Problem to work on – Give the number of lines in the records below that contain the word "Quadruple", and nothing more.

(Records from a collection of figures)
::::
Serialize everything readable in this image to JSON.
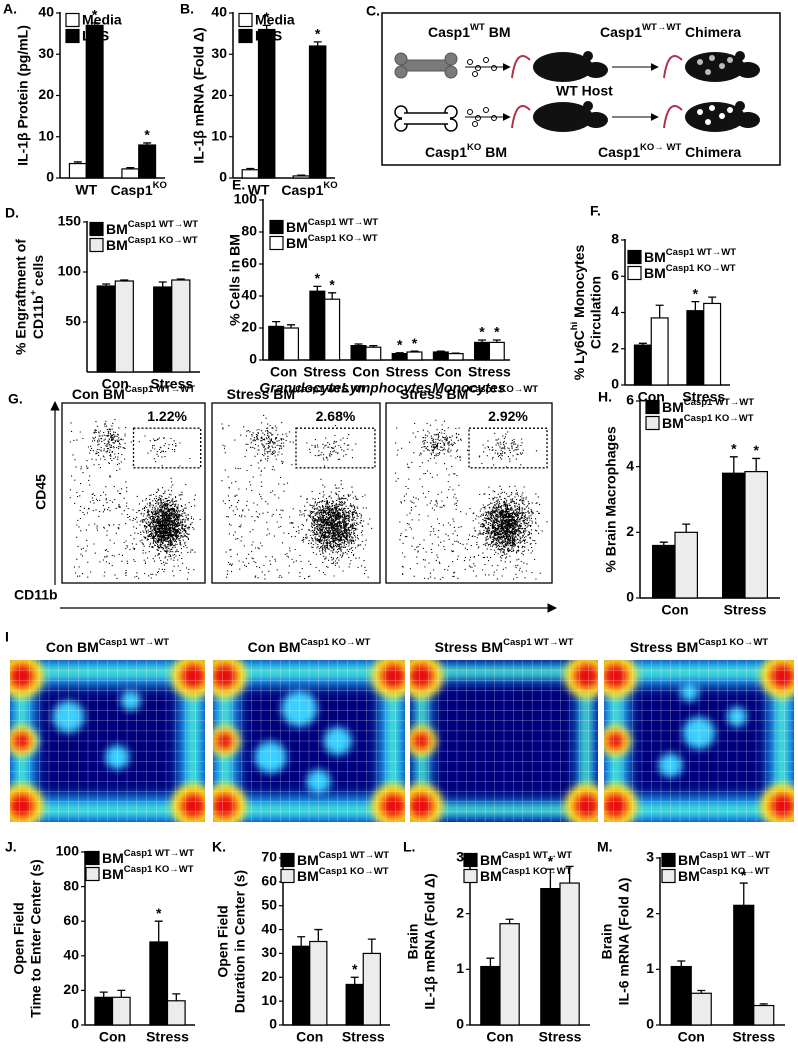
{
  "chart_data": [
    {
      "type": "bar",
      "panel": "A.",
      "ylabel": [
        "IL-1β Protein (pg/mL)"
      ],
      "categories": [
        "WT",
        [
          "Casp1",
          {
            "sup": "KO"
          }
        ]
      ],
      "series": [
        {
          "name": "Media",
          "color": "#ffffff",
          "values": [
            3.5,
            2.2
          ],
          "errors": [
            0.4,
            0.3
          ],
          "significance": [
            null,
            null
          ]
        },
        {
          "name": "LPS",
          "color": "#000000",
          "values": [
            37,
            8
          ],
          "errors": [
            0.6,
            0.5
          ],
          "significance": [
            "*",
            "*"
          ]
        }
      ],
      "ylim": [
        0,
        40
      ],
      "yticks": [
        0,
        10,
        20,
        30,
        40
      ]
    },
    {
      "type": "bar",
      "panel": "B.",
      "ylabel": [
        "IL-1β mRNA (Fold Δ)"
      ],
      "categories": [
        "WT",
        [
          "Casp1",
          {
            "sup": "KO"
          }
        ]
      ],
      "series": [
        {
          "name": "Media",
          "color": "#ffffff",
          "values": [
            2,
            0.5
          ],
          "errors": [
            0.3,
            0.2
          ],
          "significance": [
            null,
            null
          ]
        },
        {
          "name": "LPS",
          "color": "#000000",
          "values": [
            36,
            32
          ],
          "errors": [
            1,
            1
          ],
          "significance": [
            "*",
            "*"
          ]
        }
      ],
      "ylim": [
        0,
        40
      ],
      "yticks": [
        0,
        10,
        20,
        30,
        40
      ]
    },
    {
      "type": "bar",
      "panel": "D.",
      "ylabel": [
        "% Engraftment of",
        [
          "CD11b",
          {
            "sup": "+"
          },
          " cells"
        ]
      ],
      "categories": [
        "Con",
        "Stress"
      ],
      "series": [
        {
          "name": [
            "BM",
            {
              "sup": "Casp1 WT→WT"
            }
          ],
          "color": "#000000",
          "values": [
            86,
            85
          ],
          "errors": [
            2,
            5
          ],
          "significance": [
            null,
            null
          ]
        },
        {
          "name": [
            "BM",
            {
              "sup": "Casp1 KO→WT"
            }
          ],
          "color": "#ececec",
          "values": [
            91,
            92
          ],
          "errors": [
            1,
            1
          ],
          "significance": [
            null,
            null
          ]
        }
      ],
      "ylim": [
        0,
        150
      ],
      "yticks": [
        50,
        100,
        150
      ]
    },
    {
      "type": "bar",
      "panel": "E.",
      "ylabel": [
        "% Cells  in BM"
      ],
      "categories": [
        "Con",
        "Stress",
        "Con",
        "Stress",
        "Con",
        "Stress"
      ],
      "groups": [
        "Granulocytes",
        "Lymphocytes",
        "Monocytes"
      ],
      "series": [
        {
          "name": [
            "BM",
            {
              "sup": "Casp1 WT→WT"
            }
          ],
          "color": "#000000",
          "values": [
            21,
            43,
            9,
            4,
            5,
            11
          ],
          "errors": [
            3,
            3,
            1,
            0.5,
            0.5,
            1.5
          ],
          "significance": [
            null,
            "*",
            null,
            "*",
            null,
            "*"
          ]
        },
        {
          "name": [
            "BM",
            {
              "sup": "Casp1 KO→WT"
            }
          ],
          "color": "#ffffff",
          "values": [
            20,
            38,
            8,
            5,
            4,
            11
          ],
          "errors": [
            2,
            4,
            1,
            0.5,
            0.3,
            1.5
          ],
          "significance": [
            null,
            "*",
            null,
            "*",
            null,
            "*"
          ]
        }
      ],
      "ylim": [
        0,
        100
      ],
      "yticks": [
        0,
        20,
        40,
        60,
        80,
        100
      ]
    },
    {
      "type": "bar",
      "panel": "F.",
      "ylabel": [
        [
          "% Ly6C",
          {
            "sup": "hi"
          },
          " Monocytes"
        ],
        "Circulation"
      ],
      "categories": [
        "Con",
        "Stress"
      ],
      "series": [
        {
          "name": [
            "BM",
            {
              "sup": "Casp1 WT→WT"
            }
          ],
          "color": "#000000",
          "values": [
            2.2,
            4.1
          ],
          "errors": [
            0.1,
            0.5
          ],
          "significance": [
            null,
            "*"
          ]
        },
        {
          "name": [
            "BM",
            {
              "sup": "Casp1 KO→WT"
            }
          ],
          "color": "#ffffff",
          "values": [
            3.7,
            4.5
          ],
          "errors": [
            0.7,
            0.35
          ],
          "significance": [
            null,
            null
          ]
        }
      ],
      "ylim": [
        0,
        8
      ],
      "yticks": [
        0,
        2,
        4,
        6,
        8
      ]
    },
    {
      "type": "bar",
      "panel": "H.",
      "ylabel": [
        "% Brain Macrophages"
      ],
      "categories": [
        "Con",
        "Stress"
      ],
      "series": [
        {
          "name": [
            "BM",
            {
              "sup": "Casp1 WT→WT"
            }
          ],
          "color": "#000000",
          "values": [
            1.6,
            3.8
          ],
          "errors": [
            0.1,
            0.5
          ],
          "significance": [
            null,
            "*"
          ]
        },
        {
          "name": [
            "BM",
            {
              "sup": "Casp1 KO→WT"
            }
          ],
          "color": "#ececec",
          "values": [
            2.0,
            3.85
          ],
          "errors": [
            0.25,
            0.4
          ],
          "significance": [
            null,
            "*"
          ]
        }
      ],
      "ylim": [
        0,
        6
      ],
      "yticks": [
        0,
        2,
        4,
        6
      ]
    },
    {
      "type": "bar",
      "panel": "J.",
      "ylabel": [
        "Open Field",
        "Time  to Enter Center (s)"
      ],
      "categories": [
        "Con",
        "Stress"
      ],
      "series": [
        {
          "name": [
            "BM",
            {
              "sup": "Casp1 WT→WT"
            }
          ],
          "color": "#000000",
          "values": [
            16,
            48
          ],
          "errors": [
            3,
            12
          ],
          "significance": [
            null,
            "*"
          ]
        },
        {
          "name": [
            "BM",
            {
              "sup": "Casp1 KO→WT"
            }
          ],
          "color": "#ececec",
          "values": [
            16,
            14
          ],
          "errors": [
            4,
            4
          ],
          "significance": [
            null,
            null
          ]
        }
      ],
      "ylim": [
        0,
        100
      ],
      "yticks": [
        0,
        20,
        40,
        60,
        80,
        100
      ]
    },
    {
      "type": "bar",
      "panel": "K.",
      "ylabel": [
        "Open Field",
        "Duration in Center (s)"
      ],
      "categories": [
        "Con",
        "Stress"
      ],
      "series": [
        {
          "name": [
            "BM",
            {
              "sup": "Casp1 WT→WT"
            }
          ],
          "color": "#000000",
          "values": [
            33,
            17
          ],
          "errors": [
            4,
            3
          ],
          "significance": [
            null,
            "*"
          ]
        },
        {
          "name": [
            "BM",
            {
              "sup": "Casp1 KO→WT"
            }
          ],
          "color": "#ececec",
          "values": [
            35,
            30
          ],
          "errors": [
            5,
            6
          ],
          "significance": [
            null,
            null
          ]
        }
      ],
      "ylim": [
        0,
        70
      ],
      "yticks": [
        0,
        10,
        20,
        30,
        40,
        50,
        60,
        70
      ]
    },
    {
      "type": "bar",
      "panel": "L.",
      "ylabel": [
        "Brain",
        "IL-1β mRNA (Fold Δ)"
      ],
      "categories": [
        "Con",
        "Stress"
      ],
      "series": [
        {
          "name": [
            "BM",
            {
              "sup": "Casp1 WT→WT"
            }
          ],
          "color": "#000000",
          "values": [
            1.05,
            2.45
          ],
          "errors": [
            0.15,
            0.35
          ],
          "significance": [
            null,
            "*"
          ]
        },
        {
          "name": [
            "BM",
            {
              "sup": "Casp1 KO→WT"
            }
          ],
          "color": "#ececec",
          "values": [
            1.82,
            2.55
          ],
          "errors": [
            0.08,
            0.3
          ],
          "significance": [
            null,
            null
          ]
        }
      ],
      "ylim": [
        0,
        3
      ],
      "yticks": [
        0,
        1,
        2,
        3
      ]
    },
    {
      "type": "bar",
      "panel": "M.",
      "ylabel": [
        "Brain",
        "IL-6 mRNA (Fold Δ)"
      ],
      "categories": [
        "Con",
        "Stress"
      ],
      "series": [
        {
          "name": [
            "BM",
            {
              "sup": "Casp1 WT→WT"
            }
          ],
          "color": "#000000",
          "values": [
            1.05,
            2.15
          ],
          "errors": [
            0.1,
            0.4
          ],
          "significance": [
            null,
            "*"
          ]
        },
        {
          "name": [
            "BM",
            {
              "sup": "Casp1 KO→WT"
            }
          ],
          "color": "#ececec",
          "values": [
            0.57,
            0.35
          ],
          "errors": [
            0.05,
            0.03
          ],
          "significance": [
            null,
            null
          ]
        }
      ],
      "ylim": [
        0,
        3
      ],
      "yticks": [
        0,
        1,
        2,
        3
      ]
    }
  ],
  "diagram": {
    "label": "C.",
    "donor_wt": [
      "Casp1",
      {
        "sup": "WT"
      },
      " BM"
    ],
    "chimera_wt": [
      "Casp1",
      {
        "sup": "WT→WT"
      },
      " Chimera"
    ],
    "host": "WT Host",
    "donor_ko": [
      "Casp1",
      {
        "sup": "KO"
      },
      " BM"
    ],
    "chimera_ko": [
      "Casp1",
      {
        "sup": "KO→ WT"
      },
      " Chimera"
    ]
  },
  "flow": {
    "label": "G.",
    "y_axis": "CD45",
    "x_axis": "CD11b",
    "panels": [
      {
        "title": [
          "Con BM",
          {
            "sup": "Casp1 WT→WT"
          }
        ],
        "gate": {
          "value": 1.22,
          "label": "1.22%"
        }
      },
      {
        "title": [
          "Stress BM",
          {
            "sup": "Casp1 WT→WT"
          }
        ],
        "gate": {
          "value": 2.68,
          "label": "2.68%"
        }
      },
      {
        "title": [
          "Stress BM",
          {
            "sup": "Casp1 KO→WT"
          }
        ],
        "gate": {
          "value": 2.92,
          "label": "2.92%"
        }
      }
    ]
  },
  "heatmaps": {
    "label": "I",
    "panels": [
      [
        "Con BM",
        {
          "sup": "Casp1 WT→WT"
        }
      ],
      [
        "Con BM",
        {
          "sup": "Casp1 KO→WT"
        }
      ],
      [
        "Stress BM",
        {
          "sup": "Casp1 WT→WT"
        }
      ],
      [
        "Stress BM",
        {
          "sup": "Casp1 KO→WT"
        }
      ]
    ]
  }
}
::::
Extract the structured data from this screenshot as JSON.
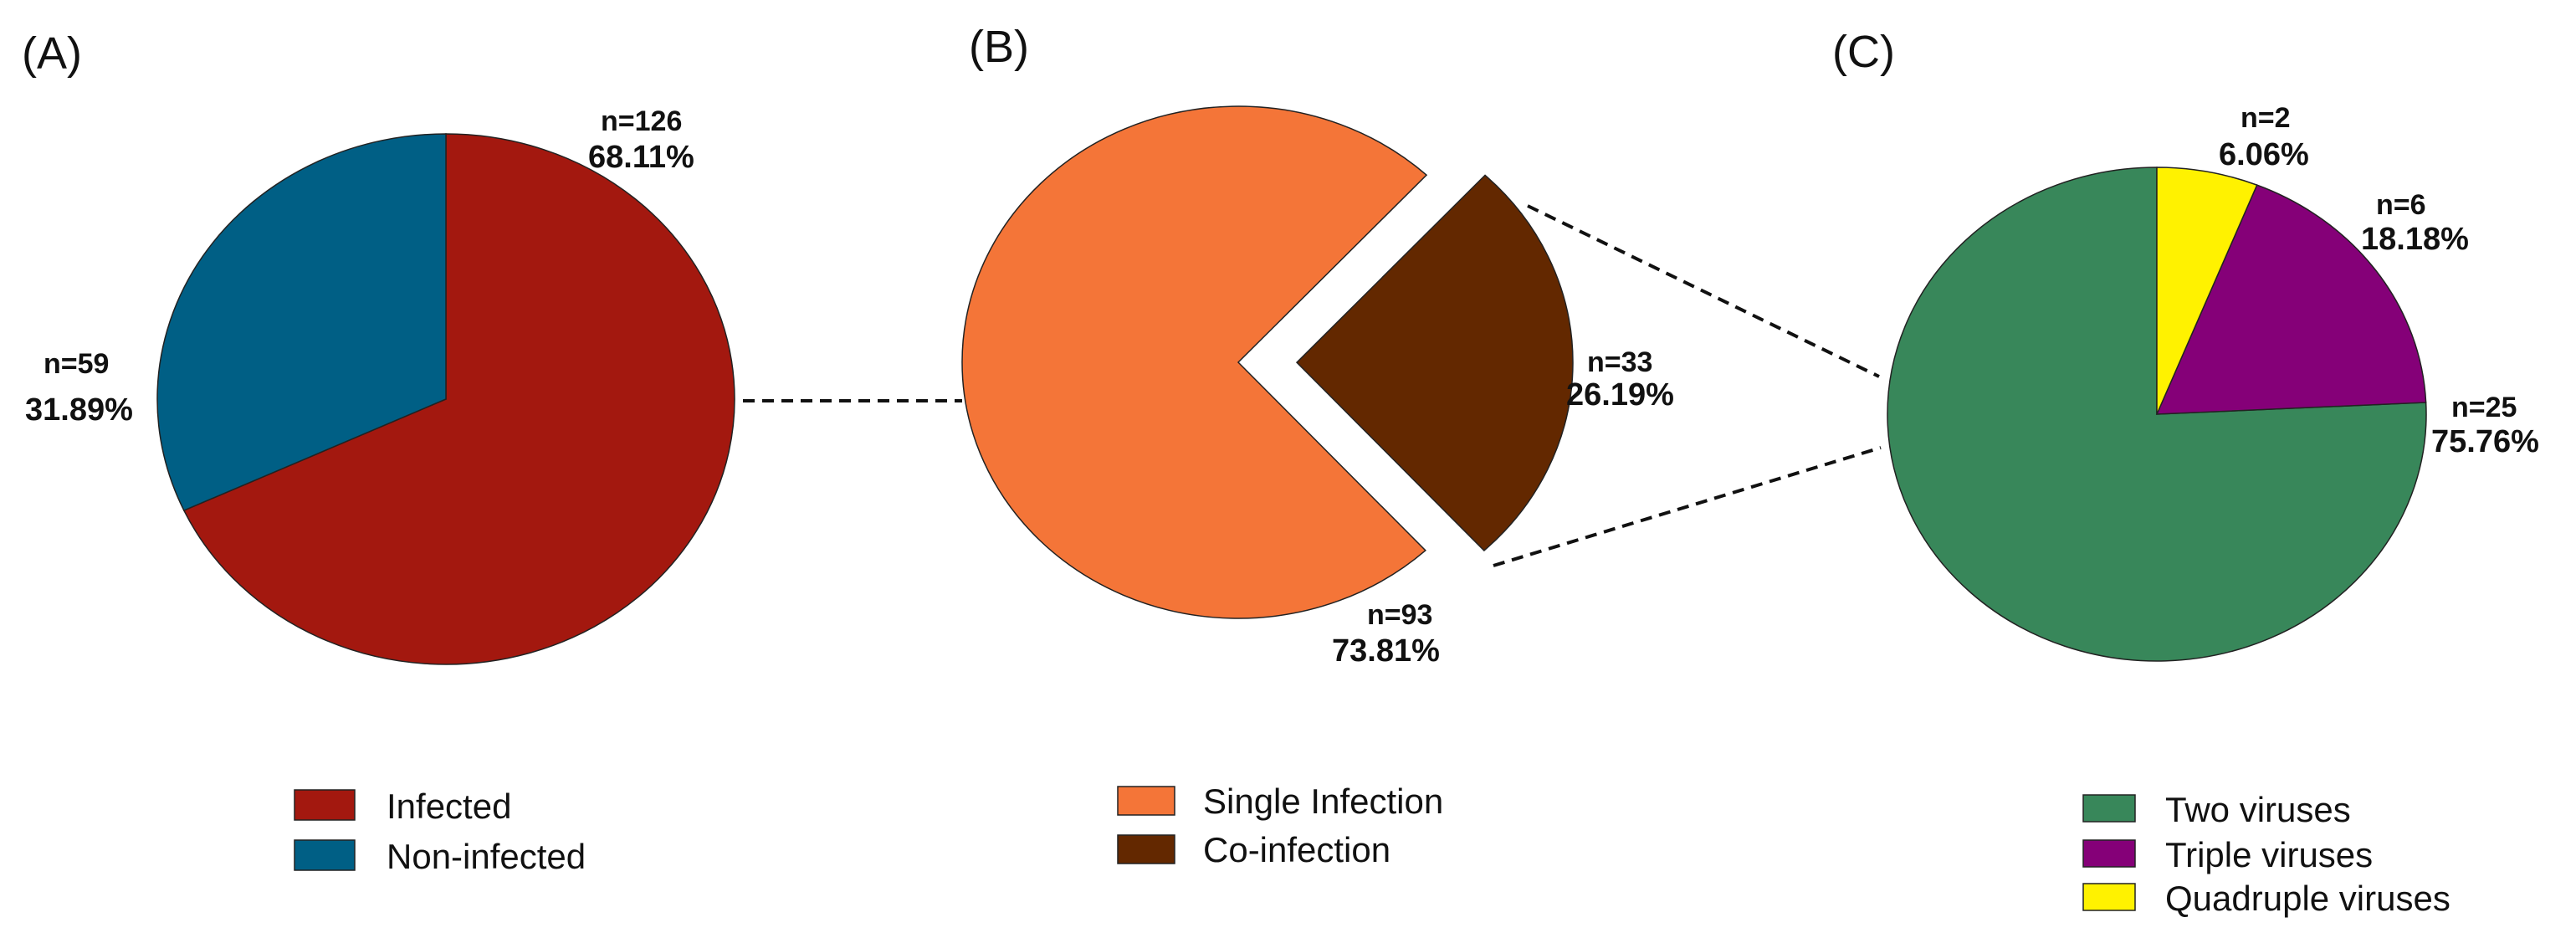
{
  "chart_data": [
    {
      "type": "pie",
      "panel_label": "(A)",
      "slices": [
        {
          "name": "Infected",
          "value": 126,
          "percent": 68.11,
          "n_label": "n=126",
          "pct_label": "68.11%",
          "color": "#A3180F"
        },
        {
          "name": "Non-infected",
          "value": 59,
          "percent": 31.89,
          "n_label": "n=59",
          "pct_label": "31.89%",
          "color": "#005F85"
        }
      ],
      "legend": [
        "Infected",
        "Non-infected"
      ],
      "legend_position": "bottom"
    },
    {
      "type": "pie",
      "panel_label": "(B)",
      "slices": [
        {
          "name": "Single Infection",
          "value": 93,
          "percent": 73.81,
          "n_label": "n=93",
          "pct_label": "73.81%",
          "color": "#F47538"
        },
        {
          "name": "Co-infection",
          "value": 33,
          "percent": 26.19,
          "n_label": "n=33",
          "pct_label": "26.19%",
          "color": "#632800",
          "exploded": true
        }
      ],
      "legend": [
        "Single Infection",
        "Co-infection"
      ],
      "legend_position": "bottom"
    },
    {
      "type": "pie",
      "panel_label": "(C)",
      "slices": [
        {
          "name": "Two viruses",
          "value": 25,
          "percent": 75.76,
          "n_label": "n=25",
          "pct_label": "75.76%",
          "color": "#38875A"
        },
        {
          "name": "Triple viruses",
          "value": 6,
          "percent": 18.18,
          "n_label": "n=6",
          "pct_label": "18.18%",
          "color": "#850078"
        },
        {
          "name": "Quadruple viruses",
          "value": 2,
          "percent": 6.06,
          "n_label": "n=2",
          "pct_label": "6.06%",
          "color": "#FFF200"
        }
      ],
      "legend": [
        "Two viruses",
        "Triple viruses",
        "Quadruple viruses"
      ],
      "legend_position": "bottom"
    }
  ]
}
::::
Result for this task – 2